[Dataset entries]
>>

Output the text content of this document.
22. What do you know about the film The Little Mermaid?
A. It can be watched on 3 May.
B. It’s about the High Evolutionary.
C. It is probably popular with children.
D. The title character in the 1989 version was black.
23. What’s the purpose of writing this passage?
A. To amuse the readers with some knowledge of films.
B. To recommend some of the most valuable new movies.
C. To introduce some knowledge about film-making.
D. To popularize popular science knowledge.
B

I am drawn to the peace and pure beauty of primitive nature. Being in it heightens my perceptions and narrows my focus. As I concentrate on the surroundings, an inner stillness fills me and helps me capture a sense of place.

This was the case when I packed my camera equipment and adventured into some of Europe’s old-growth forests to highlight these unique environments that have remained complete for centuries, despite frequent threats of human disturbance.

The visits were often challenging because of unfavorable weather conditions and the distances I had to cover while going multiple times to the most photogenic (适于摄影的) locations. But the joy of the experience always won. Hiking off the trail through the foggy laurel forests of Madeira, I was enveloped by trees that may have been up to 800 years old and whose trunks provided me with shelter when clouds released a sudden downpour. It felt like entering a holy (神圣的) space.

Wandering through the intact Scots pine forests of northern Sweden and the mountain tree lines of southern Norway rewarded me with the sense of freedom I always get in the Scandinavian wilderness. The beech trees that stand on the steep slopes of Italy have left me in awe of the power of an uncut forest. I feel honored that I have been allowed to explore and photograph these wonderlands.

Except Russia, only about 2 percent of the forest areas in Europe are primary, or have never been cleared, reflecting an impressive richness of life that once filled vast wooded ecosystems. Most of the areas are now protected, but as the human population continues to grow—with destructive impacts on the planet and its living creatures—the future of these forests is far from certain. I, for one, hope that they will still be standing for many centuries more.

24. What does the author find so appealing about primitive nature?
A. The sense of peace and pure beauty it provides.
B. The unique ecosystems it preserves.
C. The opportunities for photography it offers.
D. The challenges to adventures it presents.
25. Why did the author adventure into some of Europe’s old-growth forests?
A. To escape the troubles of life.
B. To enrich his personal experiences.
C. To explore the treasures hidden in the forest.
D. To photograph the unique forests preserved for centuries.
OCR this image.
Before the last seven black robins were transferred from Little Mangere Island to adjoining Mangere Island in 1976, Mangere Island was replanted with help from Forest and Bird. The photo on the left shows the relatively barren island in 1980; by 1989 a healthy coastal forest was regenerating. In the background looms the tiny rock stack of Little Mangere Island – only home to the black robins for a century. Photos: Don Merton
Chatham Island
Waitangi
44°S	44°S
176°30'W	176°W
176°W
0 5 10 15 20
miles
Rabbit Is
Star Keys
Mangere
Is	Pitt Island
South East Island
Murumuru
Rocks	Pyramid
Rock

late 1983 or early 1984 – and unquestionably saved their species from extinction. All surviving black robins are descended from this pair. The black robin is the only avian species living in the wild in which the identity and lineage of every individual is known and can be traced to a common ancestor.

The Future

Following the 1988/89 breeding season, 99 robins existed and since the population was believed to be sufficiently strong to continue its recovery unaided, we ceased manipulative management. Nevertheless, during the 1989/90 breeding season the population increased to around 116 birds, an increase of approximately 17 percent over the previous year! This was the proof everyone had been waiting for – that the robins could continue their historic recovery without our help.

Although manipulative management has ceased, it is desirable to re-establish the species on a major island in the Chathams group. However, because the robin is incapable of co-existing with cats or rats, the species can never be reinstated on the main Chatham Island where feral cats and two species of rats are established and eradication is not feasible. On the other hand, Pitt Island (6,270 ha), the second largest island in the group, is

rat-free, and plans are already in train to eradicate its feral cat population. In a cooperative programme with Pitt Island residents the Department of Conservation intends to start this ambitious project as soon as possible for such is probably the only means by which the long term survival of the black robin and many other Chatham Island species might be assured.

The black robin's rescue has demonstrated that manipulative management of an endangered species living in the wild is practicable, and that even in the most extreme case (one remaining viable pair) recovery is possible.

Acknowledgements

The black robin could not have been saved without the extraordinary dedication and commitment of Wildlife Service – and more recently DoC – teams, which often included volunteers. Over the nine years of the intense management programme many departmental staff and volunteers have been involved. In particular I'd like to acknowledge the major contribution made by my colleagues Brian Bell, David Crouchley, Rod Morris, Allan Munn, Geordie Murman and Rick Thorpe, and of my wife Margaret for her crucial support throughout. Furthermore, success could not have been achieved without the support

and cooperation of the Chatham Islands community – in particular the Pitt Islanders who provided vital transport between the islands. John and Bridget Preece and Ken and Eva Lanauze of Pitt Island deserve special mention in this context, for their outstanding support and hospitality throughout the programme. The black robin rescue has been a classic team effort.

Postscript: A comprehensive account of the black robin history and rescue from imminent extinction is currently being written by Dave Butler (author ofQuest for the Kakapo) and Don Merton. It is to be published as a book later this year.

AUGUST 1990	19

<<

→ Exercise goal:
Read through the entries and copy each line in which "particular" appears.

→ Solution below:
The black robin could not have been saved without the extraordinary dedication and commitment of Wildlife Service – and more recently DoC – teams, which often included volunteers. Over the nine years of the intense management programme many departmental staff and volunteers have been involved. In particular I'd like to acknowledge the major contribution made by my colleagues Brian Bell, David Crouchley, Rod Morris, Allan Munn, Geordie Murman and Rick Thorpe, and of my wife Margaret for her crucial support throughout. Furthermore, success could not have been achieved without the support
and cooperation of the Chatham Islands community – in particular the Pitt Islanders who provided vital transport between the islands. John and Bridget Preece and Ken and Eva Lanauze of Pitt Island deserve special mention in this context, for their outstanding support and hospitality throughout the programme. The black robin rescue has been a classic team effort.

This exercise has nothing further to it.